## SELECTED TEXT
***
One’s a Southern Democrat, the other a Western Republican, but North Carolina Gov. Mike Easley and Idaho Gov. Dirk Kempthorne are in full agreement in rejecting some harsh conservative rhetoric accusing states of poor fiscal management and criticizing their pleas for federal money.
“I resent that and I reject that,” Kempthorne said in a recent speech at Harvard University. He was referring to a National Review article called “Governors Go Home,” by Stephen Moore and Grover Norquist who argued that the nation’s governors had no place lobbying for federal funds in Washington, D.C.
“It’s easy to be cynical,” Easley told Stateline.org, when asked about anti-tax activist Norquist’s suggestion in a New York Times article that he’d like to see a state go bankrupt.
Moore leads the Club for Growth, a political organization that bundles campaign contributions and directs them to fiscally conservative candidates. Norquist is president of American for Tax Reform, an anti-tax group that lobbies federal and state lawmakers for lower taxes.
Moore and Norquist have charged that the state fiscal crisis has been caused mostly by state overspending, not a sour economy. They have called for state lawmakers to pare down their responsibilities and programs, not raise taxes or fight for federal funds.
With state fiscal problems continuing in the foreseeable future, the battle to define a possible federal role in alleviating them looms large.
“I hope a state goes bankrupt,” Norquist said in a recent article in The New York Times. “I hope a state has real troubles getting its act together, so that the other 49 states can say, ‘Let’s not do that.’ We need a state to be a bad example, so that the others will start to make the serious decisions they need to get out of this mess.”
***
## EXERCISE TASK A
In the listing, swap "tractor-point" for "tractor-marker" in the lines starting at the one containing "x-axis: 0.1 0.2" and ending at the one containing "y-tick-label: 20 [83, 279, 114, 307]", and give those lines again with nothing else changed.
The text above has no connection to the listing that comes next.

## DATA ROWS
***
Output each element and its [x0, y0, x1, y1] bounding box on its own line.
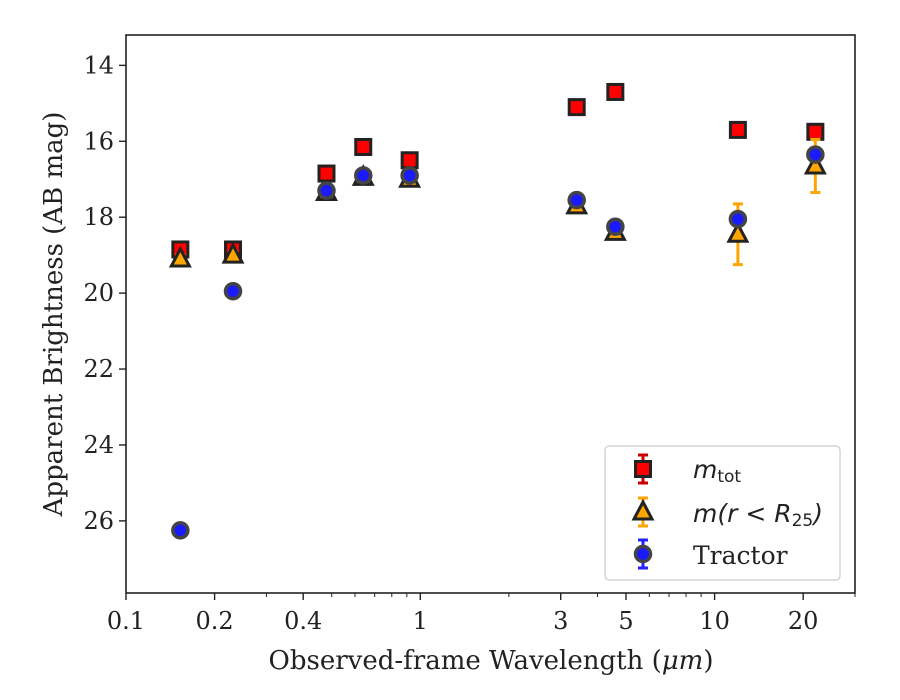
x-axis: 0.1 0.2 0.4 1 3 5 10 20 [107, 593, 856, 635]
x-tick-label: 0.1 [107, 607, 145, 635]
tractor-point [223, 281, 243, 301]
tractor-point [317, 181, 336, 200]
m-r25-point [726, 221, 750, 243]
y-tick-label: 20 [83, 279, 114, 307]
m-tot-point [606, 82, 625, 101]
y-axis-label: Apparent Brightness (AB mag) [39, 112, 69, 518]
tractor-point [606, 217, 625, 236]
y-tick-label: 26 [83, 507, 114, 535]
x-tick-label: 0.2 [196, 607, 234, 635]
legend-square-icon [634, 460, 652, 478]
legend: mtot m(r < R25) Tractor [604, 445, 841, 581]
x-axis-label: Observed-frame Wavelength (μm) [269, 646, 714, 676]
m-tot-point [728, 120, 747, 139]
data-marks [168, 82, 827, 540]
legend-box [604, 445, 841, 581]
tractor-point [400, 166, 419, 185]
y-tick-label: 22 [83, 355, 114, 383]
tractor-point [567, 190, 586, 210]
x-tick-label: 3 [553, 607, 568, 635]
x-tick-label: 0.4 [284, 607, 322, 635]
legend-markers [631, 453, 655, 570]
legend-circle-icon [633, 544, 653, 564]
tractor-point [728, 209, 748, 229]
tractor-point [354, 166, 373, 185]
x-tick-label: 20 [788, 607, 819, 635]
m-tot-point [354, 137, 373, 156]
m-tot-point [400, 151, 419, 170]
m-r25-point [221, 241, 245, 264]
y-tick-label: 24 [83, 431, 114, 459]
legend-label-m-r25: m(r < R25) [693, 499, 823, 531]
tractor-point [171, 521, 190, 540]
y-tick-label: 14 [83, 51, 114, 79]
x-tick-label: 1 [413, 607, 428, 635]
legend-label-m-tot: mtot [693, 455, 741, 487]
y-tick-label: 18 [83, 203, 114, 231]
y-tick-label: 16 [83, 127, 114, 155]
x-tick-label: 10 [699, 607, 730, 635]
tractor-point [806, 145, 825, 164]
m-r25-point [168, 245, 192, 268]
m-tot-point [567, 98, 586, 117]
legend-label-tractor: Tractor [693, 541, 788, 570]
y-axis: 14 16 18 20 22 24 26 [83, 51, 126, 535]
m-r25-point [803, 152, 827, 175]
m-tot-point [806, 122, 825, 141]
legend-triangle-icon [631, 498, 655, 521]
m-tot-point [317, 164, 336, 183]
x-tick-label: 5 [618, 607, 633, 635]
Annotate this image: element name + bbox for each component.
***
## EXERCISE TASK B
Write the next part of the article on governors rejecting criticism of state fiscal management, picking up from its final sentence.

## TASK RESPONSE A
x-axis: 0.1 0.2 0.4 1 3 5 10 20 [107, 593, 856, 635]
x-tick-label: 0.1 [107, 607, 145, 635]
tractor-marker [223, 281, 243, 301]
tractor-marker [317, 181, 336, 200]
m-r25-point [726, 221, 750, 243]
y-tick-label: 20 [83, 279, 114, 307]

## TASK RESPONSE B
North Carolina’s Easley said such talk is “foolhardy.”
“I think it’s shortsighted and foolhardy to say it would be a good thing if a state went bankrupt,” Easley said to a gathering of reporters last month in Chapel Hill, N.C.
Easley said that many states had let spending get out of control in the years leading up to their current budget mess, but he said he thinks the total collapse of a state is hardly the solution.
“If a state goes bankrupt, so will its public education system and its economy will follow,” he said.
When the governors gathered in Washington, D.C., in February for their annual winter meeting, Moore and Norquist penned “Governors Go Home” for the National Review, a conservative journal of opinion. In it, the authors rebuked the nation’s governors for thinking that the federal government could do anything to ease their fiscal troubles beyond kick-starting the economy with more tax cuts.
“About half the nation’s governors are descending on Washington to do what politicians do best: beg for dollars. . . .Hopefully they’ll return to their state capitals empty handed despite their full-court press to raid the federal treasury, which, if they haven’t noticed, is also running on empty these days,” the author’s wrote.
Idaho’s Kempthorne, a former U.S. Senator, said he finds such statements “incredible.”
“‘Governors Go Home’ from your nation’s capital? Did you ever stop to think what we call our nation? The United States of America,” Kempthorne said in his Harvard speech.
“There are not federal citizens and state citizens. . .our citizens are the same. We serve the same taxpayers. And I would remind all of us that the sovereign states joined together to create the federal government. . .not the other way around,” he said.
Kempthorne said he thinks it’s entirely appropriate for the governors to meet in the nation’s capital to discuss their shared interests, even if that means pushing for more federal funds.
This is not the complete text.